TASK:
Return every line of the data below that includes the string "image".

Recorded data
★ ★ ★

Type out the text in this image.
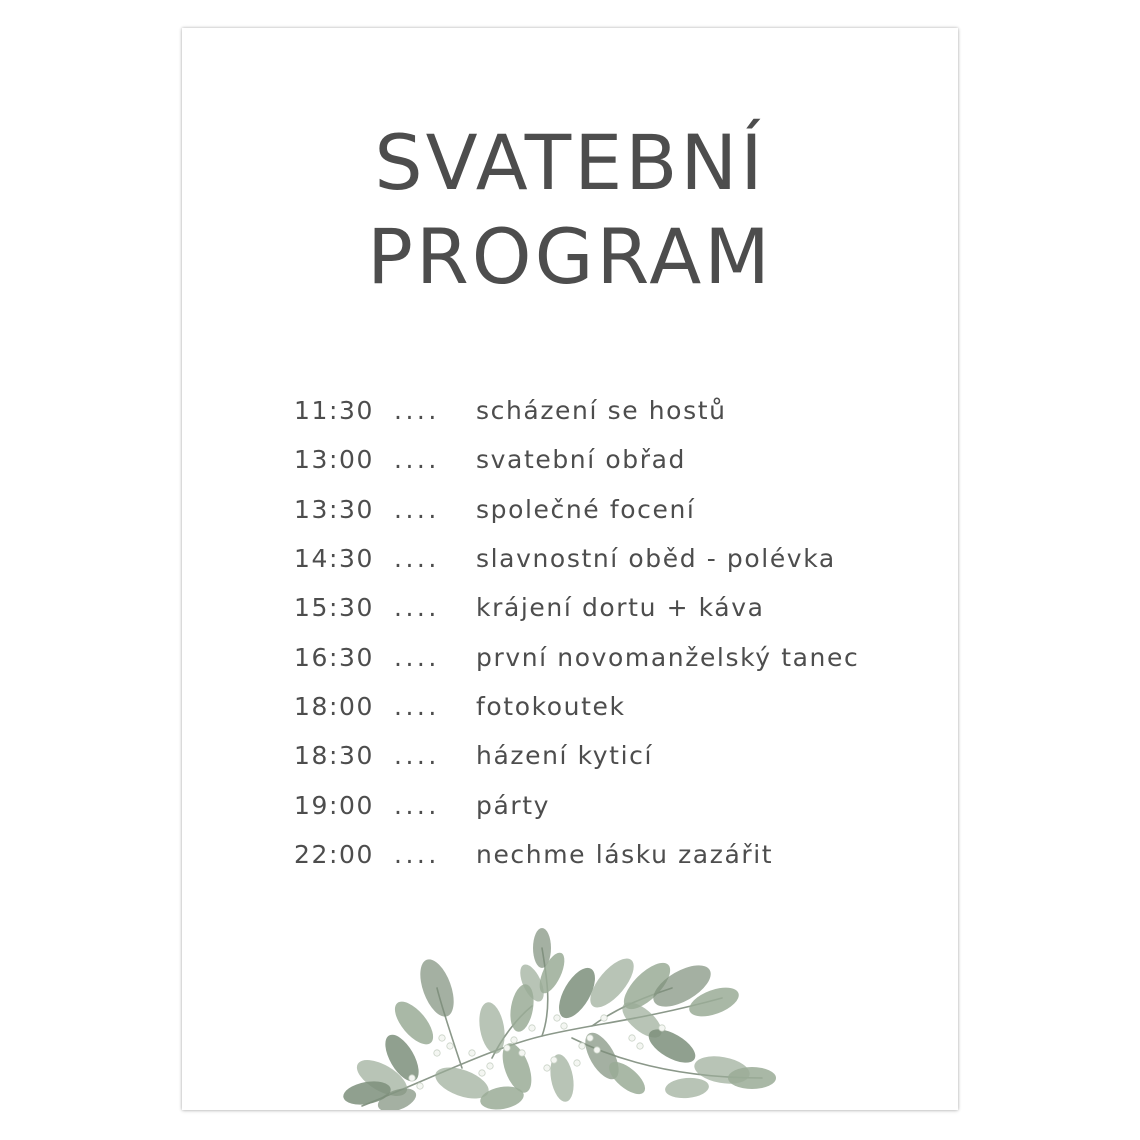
SVATEBNÍ
PROGRAM
11:30 ....	scházení se hostů
13:00 ....	svatební obřad
13:30 ....	společné focení
14:30 ....	slavnostní oběd - polévka
15:30 ....	krájení dortu + káva
16:30 ....	první novomanželský tanec
18:00 ....	fotokoutek
18:30 ....	házení kyticí
19:00 ....	párty
22:00 ....	nechme lásku zazářit
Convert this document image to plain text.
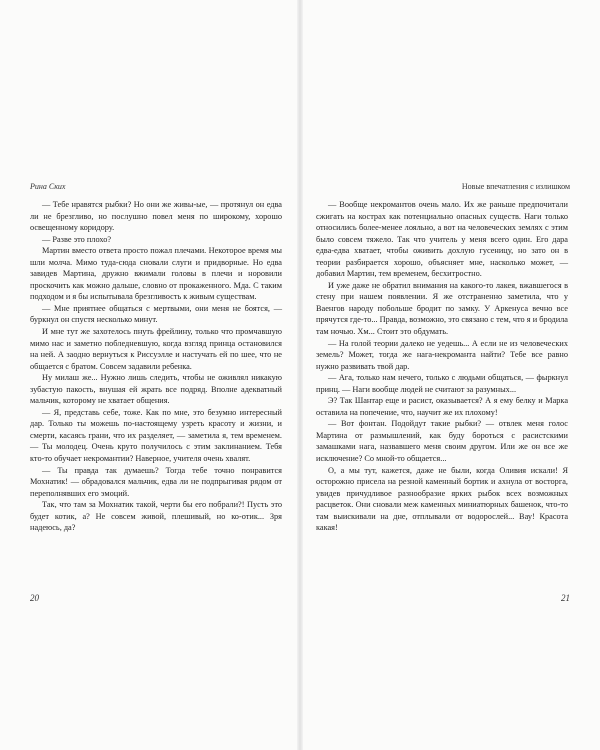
Рина Ских

— Тебе нравятся рыбки? Но они же живы-ые, — протянул он едва ли не брезгливо, но послушно повел меня по широкому, хорошо освещенному коридору.

— Разве это плохо?

Мартин вместо ответа просто пожал плечами. Некоторое время мы шли молча. Мимо туда-сюда сновали слуги и придворные. Но едва завидев Мартина, дружно вжимали головы в плечи и норовили проскочить как можно дальше, словно от прокаженного. Мда. С таким подходом и я бы испытывала брезгливость к живым существам.

— Мне приятнее общаться с мертвыми, они меня не боятся, — буркнул он спустя несколько минут.

И мне тут же захотелось пнуть фрейлину, только что промчавшую мимо нас и заметно побледневшую, когда взгляд принца остановился на ней. А заодно вернуться к Риссуэлле и настучать ей по шее, что не общается с братом. Совсем задавили ребенка.

Ну милаш же... Нужно лишь следить, чтобы не оживлял никакую зубастую пакость, внушая ей жрать все подряд. Вполне адекватный мальчик, которому не хватает общения.

— Я, представь себе, тоже. Как по мне, это безумно интересный дар. Только ты можешь по-настоящему узреть красоту и жизни, и смерти, касаясь грани, что их разделяет, — заметила я, тем временем. — Ты молодец. Очень круто получилось с этим заклинанием. Тебя кто-то обучает некромантии? Наверное, учителя очень хвалят.

— Ты правда так думаешь? Тогда тебе точно понравится Мохнатик! — обрадовался мальчик, едва ли не подпрыгивая рядом от переполнявших его эмоций.

Так, что там за Мохнатик такой, черти бы его побрали?! Пусть это будет котик, а? Не совсем живой, плешивый, но ко-отик... Зря надеюсь, да?

20
Новые впечатления с излишком

— Вообще некромантов очень мало. Их же раньше предпочитали сжигать на кострах как потенциально опасных существ. Наги только относились более-менее лояльно, а вот на человеческих землях с этим было совсем тяжело. Так что учитель у меня всего один. Его дара едва-едва хватает, чтобы оживить дохлую гусеницу, но зато он в теории разбирается хорошо, объясняет мне, насколько может, — добавил Мартин, тем временем, бесхитростно.

И уже даже не обратил внимания на какого-то лакея, вжавшегося в стену при нашем появлении. Я же отстраненно заметила, что у Ваенгов народу побольше бродит по замку. У Аркенуса вечно все прячутся где-то... Правда, возможно, это связано с тем, что я и бродила там ночью. Хм... Стоит это обдумать.

— На голой теории далеко не уедешь... А если не из человеческих земель? Может, тогда же нага-некроманта найти? Тебе все равно нужно развивать твой дар.

— Ага, только нам нечего, только с людьми общаться, — фыркнул принц. — Наги вообще людей не считают за разумных...

Э? Так Шантар еще и расист, оказывается? А я ему белку и Марка оставила на попечение, что, научит же их плохому!

— Вот фонтан. Подойдут такие рыбки? — отвлек меня голос Мартина от размышлений, как буду бороться с расистскими замашками нага, назвавшего меня своим другом. Или же он все же исключение? Со мной-то общается...

О, а мы тут, кажется, даже не были, когда Оливия искали! Я осторожно присела на резной каменный бортик и ахнула от восторга, увидев причудливое разнообразие ярких рыбок всех возможных расцветок. Они сновали меж каменных миниатюрных башенок, что-то там выискивали на дне, отплывали от водорослей... Вау! Красота какая!

21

★ ★ ★

EXERCISE SOLUTION:
Type out the text in this image.
Convert this document image to plain text.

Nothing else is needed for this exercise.